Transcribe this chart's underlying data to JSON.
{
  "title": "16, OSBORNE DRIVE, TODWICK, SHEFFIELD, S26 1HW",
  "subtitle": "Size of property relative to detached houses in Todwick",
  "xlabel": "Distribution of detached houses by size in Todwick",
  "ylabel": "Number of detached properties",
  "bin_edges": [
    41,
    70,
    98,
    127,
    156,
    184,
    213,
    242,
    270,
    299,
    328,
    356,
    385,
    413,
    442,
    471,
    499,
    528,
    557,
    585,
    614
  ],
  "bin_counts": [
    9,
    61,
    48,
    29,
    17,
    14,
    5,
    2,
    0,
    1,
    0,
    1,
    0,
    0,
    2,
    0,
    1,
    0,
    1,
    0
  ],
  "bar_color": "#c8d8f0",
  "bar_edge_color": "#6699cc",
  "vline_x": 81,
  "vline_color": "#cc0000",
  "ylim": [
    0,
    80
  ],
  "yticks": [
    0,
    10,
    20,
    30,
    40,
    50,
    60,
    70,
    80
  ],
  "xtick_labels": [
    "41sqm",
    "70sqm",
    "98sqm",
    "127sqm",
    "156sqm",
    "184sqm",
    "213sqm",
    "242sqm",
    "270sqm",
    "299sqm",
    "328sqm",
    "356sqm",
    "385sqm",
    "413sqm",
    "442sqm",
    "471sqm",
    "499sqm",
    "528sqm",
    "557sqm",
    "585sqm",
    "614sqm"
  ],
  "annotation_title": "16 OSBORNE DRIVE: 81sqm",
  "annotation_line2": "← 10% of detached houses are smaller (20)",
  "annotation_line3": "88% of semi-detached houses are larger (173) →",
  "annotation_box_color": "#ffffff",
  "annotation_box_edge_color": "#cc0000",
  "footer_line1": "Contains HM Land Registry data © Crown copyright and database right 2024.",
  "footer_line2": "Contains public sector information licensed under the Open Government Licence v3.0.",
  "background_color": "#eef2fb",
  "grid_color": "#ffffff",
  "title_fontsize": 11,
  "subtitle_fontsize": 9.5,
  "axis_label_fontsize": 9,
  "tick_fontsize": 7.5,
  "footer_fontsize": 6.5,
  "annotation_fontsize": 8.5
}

________

> _Set exercise_
Select and copy every line of the listing with the word "detached".

> _Exercise response_
  "subtitle": "Size of property relative to detached houses in Todwick",
  "xlabel": "Distribution of detached houses by size in Todwick",
  "ylabel": "Number of detached properties",
  "annotation_line2": "← 10% of detached houses are smaller (20)",
  "annotation_line3": "88% of semi-detached houses are larger (173) →",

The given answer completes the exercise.